[Dataset entries]

* BEGIN *

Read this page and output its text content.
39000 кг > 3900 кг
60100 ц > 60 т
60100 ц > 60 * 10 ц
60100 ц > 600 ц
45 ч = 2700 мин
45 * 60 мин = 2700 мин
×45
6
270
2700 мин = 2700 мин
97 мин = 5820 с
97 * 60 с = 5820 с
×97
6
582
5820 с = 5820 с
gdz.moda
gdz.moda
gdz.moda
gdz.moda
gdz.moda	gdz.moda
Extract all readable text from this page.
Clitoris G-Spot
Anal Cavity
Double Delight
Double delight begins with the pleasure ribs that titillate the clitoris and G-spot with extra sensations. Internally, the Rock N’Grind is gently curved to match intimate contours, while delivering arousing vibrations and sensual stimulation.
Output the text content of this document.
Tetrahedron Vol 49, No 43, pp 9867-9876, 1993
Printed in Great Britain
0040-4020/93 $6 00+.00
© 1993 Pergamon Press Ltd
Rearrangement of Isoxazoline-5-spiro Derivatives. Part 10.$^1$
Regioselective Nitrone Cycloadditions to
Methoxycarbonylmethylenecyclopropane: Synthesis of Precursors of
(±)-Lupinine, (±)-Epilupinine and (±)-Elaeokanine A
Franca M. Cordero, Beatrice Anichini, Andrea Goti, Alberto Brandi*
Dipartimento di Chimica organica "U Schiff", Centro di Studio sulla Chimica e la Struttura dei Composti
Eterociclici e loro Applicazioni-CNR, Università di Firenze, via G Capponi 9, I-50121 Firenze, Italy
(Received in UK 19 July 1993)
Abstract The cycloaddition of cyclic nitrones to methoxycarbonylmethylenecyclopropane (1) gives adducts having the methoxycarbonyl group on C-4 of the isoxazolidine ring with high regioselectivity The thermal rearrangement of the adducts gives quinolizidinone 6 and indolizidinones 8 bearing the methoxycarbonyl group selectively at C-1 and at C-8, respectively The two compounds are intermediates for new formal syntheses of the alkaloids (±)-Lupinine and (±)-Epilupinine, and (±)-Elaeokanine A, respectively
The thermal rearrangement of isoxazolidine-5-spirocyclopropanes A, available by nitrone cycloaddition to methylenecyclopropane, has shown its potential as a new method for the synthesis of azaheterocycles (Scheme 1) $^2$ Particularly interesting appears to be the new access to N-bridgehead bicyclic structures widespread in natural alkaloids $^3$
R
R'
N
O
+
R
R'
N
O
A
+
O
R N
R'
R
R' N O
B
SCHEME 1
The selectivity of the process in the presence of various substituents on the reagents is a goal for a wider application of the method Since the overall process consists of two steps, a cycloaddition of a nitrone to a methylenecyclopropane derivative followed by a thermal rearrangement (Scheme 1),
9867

* END *

Task statement |
Show, from the listing above, each line that contains the word "text".

Written solution |
Read this page and output its text content.
Extract all readable text from this page.
Output the text content of this document.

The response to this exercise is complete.